(Collected data)
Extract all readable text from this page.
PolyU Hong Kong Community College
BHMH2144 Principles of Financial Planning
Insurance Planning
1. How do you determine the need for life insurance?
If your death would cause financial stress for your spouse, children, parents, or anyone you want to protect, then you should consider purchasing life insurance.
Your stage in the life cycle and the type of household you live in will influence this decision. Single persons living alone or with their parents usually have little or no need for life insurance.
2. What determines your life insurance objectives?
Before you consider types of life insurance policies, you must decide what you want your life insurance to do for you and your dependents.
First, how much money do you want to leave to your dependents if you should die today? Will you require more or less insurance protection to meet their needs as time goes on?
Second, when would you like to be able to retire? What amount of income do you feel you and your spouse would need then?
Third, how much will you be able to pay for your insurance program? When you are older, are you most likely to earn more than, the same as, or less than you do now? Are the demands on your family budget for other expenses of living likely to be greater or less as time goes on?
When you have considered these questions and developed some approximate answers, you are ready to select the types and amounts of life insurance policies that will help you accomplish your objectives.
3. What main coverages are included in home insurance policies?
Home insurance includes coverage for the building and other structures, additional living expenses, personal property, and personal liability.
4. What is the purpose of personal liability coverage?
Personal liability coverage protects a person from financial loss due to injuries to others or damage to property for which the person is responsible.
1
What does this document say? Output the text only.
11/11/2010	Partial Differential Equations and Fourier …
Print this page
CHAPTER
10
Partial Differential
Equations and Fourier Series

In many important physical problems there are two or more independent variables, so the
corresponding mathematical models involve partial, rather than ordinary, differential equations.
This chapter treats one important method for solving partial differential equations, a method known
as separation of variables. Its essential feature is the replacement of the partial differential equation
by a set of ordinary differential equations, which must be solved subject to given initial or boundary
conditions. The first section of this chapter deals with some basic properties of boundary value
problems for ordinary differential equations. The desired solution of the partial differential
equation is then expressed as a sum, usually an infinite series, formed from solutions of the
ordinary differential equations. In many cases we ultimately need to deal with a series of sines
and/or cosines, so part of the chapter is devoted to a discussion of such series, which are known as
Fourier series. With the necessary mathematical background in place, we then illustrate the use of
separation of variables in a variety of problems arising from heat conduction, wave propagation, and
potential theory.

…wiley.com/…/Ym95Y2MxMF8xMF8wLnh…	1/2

■ **Written instruction**:
Count the lines above that contain the word "problems". Give only the number.

■ **Problem solution**:
3